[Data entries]

+++

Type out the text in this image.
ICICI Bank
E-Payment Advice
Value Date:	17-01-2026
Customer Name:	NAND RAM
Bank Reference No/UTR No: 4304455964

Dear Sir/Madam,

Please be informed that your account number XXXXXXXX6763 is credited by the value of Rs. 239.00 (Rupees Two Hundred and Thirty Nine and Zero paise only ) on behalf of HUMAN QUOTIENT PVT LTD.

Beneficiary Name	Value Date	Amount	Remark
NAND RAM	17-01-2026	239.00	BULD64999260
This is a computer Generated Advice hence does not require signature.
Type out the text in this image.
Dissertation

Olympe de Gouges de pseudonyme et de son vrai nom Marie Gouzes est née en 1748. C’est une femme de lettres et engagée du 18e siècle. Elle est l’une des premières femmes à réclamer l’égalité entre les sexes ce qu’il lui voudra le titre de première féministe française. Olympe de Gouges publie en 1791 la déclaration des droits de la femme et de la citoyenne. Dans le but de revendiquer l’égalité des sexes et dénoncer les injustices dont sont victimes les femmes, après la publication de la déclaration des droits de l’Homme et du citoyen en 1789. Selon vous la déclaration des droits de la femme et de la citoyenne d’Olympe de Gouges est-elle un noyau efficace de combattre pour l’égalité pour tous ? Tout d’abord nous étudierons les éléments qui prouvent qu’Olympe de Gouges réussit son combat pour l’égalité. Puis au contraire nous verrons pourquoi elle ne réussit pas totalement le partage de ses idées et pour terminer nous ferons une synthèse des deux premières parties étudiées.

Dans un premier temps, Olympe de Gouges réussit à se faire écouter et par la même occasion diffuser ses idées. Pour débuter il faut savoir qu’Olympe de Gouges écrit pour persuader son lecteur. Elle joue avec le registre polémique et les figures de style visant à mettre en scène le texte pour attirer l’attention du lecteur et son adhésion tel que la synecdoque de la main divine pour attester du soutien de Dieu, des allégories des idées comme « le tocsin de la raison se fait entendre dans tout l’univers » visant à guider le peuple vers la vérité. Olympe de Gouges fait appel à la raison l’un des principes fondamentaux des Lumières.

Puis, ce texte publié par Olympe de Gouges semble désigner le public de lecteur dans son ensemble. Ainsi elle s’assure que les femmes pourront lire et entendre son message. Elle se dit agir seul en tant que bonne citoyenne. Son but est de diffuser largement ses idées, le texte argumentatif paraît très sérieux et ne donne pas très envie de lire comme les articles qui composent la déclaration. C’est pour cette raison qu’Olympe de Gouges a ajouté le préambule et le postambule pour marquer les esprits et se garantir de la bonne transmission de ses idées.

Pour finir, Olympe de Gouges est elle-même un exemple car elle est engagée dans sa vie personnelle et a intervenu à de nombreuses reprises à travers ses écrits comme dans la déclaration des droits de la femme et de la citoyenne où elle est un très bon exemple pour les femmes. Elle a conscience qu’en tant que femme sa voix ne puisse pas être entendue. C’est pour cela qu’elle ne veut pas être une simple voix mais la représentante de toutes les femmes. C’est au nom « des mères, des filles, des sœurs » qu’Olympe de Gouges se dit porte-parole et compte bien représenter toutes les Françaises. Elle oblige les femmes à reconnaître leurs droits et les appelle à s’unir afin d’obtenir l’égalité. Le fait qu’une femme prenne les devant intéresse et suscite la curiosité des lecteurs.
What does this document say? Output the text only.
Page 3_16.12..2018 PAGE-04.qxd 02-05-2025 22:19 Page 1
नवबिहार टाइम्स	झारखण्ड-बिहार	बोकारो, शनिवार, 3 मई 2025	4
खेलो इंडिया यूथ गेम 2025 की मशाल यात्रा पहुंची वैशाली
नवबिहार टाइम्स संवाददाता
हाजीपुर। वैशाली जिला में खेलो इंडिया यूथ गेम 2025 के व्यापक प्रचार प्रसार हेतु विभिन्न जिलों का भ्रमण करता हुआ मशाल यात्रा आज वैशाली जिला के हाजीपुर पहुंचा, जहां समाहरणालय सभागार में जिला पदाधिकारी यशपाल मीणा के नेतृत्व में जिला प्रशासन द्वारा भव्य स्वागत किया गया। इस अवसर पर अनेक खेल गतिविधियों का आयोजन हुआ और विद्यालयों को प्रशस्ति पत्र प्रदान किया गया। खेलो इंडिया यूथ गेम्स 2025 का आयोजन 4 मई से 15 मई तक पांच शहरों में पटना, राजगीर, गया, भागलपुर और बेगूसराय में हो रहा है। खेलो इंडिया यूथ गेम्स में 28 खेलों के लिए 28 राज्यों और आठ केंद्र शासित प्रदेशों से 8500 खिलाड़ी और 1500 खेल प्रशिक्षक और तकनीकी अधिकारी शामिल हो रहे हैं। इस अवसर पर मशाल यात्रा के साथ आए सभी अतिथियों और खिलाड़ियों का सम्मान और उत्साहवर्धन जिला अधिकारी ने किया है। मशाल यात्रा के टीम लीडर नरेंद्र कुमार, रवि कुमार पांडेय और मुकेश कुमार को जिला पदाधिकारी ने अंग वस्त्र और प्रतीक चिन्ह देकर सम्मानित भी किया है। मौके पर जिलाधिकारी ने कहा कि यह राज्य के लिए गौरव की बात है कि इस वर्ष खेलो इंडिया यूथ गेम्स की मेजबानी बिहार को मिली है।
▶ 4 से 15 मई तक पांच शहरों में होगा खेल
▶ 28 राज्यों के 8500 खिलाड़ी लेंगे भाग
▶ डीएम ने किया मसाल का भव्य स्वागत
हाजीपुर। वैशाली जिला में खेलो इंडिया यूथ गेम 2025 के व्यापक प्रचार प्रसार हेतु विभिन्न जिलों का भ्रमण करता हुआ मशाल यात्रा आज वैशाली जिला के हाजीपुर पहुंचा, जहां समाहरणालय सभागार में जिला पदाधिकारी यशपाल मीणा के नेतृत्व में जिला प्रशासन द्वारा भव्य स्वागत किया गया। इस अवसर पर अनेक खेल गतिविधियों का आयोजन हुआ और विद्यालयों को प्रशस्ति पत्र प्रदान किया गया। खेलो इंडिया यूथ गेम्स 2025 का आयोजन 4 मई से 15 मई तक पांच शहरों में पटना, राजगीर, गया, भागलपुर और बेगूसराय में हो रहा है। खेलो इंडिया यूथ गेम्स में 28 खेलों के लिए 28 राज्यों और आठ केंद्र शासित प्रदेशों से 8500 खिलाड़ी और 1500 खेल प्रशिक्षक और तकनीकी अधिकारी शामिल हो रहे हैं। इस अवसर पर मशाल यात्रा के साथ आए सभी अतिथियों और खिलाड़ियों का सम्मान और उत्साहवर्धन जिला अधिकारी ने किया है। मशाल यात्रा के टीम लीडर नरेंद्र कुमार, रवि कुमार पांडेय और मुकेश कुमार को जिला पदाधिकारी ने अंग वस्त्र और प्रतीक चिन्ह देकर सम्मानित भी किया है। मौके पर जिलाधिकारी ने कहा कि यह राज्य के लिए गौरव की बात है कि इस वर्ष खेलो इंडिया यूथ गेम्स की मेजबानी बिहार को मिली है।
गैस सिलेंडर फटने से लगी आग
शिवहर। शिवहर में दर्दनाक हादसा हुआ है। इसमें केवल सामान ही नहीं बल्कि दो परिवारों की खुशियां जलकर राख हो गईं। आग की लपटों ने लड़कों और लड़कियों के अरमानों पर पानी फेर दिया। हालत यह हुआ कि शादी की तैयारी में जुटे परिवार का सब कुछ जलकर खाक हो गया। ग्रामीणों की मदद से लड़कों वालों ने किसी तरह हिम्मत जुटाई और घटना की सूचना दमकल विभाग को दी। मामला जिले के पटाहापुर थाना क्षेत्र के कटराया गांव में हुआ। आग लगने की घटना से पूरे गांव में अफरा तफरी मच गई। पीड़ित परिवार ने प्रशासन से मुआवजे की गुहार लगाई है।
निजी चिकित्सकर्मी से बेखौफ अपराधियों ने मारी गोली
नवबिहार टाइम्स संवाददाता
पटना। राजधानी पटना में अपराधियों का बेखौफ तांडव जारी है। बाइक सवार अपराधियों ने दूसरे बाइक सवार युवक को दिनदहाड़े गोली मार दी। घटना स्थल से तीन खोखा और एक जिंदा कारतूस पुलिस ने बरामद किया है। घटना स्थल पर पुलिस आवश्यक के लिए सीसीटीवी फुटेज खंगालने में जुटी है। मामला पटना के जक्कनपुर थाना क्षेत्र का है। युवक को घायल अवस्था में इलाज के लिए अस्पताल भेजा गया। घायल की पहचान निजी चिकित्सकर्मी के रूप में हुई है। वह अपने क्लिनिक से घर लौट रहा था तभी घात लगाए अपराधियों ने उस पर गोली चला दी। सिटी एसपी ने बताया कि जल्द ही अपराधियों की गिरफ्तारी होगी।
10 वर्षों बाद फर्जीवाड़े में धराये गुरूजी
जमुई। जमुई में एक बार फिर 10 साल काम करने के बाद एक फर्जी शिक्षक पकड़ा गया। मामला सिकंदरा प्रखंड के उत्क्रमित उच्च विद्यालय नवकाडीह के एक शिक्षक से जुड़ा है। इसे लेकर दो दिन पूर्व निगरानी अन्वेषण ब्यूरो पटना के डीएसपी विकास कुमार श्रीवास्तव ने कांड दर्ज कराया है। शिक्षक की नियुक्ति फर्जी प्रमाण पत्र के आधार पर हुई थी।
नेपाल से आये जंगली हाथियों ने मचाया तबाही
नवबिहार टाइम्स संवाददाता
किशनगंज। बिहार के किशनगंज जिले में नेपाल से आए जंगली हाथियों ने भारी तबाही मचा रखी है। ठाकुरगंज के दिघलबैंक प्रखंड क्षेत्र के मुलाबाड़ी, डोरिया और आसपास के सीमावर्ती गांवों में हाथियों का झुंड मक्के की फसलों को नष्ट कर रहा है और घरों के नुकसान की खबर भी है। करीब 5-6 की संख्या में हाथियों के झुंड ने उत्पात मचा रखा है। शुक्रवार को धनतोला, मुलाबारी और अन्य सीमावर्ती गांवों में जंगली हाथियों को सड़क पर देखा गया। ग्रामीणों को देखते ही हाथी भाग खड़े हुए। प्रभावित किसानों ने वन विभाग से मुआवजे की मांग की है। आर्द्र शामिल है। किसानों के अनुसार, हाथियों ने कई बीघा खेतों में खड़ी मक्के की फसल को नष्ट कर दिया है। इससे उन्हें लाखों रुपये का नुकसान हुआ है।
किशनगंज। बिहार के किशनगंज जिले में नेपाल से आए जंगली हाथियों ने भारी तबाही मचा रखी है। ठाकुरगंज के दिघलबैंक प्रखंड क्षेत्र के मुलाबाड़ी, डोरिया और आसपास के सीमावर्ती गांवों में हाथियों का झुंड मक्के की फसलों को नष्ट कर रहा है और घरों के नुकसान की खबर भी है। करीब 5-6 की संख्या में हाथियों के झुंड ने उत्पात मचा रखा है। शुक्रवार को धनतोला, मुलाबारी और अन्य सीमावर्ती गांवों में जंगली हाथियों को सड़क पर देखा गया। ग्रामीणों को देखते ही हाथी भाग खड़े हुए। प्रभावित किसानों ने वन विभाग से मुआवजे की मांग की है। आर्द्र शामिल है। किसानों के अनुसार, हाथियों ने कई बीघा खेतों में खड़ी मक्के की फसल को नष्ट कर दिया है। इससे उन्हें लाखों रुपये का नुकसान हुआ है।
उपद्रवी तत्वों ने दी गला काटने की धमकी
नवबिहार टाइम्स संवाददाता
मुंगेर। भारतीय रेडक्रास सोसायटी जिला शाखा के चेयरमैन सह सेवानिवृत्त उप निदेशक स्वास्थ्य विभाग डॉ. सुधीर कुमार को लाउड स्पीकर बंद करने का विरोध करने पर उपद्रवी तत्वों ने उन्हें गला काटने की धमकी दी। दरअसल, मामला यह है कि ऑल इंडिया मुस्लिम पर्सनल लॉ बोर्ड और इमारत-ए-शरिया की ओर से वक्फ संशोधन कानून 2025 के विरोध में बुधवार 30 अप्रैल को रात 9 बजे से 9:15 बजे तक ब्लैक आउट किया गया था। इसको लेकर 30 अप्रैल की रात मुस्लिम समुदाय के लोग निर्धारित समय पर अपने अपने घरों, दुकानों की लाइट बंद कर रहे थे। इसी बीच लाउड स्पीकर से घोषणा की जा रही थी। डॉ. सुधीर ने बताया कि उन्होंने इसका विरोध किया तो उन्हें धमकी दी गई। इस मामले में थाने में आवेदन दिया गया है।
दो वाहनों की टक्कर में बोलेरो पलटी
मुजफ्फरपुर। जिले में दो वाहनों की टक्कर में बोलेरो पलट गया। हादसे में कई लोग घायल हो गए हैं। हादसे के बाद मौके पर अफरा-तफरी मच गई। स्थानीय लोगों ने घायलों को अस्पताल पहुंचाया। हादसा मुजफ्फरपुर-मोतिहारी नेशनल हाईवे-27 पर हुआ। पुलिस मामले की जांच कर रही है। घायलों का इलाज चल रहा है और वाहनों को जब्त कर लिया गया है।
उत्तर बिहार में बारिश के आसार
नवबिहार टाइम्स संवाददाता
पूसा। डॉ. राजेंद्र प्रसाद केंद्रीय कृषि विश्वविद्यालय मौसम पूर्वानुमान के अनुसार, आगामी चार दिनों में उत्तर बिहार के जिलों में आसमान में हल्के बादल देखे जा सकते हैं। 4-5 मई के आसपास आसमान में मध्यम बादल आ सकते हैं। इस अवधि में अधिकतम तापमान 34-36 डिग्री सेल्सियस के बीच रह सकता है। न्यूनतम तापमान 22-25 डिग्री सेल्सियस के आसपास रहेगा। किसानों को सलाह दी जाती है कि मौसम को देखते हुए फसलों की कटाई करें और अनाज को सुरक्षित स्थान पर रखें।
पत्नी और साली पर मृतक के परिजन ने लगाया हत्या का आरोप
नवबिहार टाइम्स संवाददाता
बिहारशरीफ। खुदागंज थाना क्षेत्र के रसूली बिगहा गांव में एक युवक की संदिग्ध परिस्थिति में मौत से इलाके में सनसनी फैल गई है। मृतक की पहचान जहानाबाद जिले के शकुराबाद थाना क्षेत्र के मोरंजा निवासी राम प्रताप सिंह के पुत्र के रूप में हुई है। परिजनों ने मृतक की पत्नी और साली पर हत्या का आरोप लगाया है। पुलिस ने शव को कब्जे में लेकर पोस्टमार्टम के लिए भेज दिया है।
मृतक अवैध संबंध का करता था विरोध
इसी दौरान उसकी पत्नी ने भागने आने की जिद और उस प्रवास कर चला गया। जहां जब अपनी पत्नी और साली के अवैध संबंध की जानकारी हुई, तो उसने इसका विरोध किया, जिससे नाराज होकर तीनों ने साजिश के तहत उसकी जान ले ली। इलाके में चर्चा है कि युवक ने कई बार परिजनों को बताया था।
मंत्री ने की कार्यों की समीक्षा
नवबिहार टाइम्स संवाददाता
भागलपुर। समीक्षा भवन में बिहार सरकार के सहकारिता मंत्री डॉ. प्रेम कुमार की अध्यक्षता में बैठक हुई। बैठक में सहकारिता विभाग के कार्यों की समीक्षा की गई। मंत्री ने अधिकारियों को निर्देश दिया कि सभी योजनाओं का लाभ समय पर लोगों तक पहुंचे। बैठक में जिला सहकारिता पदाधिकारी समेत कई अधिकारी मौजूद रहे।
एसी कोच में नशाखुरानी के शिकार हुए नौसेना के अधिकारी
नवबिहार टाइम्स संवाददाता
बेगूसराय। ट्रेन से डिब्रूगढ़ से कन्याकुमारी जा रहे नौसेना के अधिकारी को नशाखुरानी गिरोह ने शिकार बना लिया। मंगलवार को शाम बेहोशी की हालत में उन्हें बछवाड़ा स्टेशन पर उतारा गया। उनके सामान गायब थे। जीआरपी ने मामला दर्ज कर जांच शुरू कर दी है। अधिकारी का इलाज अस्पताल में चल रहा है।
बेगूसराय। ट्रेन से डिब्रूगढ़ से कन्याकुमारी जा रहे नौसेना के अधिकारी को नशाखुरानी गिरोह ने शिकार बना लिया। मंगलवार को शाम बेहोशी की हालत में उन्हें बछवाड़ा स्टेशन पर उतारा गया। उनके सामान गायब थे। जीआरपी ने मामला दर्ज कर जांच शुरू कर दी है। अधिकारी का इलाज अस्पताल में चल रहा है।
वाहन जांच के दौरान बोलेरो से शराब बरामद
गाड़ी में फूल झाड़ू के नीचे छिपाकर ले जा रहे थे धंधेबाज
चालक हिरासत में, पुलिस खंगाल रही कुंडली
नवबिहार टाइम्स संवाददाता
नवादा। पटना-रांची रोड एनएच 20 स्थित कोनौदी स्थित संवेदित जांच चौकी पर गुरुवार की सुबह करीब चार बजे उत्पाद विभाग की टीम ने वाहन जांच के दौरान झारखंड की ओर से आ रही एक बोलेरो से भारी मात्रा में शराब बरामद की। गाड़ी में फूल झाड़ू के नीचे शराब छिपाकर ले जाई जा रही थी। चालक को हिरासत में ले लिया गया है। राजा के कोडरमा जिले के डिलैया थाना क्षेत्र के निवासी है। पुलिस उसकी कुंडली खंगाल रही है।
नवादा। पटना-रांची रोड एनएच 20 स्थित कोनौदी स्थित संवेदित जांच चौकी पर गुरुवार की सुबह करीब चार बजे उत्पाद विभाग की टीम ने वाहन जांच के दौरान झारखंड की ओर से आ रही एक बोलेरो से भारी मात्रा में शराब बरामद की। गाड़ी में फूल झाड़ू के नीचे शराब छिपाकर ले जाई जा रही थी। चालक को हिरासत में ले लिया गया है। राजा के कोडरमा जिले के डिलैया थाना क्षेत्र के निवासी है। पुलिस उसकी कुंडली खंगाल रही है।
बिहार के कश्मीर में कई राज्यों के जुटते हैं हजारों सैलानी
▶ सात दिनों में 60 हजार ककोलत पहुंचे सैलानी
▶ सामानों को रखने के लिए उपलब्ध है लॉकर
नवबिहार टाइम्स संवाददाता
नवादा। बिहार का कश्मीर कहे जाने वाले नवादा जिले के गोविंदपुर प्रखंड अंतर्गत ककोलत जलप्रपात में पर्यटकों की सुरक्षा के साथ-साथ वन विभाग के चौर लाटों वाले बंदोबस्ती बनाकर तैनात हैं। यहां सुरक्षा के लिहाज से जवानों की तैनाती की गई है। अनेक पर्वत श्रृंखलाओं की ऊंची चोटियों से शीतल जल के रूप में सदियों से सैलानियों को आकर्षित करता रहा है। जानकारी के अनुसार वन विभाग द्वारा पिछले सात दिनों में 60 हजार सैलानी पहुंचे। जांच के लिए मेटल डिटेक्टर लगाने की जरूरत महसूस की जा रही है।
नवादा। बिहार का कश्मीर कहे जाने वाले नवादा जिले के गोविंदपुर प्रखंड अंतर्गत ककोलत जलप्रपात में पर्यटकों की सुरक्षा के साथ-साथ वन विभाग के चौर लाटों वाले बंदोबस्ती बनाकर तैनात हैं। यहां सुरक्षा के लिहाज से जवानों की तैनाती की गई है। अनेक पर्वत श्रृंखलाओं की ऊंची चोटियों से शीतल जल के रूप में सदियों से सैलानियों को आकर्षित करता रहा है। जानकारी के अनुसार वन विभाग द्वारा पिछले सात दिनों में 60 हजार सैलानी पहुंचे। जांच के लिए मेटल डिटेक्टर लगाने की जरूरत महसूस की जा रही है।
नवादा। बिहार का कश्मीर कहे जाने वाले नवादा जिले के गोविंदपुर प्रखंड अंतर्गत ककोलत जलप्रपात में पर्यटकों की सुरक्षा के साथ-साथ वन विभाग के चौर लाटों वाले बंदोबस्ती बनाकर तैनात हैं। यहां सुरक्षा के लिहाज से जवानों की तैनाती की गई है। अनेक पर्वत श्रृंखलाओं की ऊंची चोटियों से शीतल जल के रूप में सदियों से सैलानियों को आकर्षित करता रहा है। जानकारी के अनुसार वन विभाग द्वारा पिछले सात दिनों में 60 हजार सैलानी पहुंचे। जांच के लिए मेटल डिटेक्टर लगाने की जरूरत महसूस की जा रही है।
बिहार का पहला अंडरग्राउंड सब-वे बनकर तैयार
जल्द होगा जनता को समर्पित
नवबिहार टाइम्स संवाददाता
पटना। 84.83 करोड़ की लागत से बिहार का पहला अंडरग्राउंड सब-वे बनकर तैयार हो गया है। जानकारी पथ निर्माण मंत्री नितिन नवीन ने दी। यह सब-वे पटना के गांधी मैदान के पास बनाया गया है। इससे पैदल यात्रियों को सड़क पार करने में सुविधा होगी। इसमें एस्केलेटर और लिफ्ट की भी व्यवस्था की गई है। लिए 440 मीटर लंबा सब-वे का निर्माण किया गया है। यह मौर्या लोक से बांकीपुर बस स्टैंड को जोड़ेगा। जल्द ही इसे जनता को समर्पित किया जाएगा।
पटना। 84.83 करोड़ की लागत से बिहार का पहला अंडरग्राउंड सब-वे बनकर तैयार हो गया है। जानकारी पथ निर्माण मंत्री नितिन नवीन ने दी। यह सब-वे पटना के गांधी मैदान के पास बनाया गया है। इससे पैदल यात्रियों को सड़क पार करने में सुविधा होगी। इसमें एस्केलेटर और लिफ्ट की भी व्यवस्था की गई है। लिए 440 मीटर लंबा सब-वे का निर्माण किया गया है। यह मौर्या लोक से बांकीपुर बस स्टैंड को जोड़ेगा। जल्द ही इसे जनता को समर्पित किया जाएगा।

+++

What to do:
Go through the listing above and report how many of its lines contain the word "engagée", with only the number as output.

Reply to the task:
2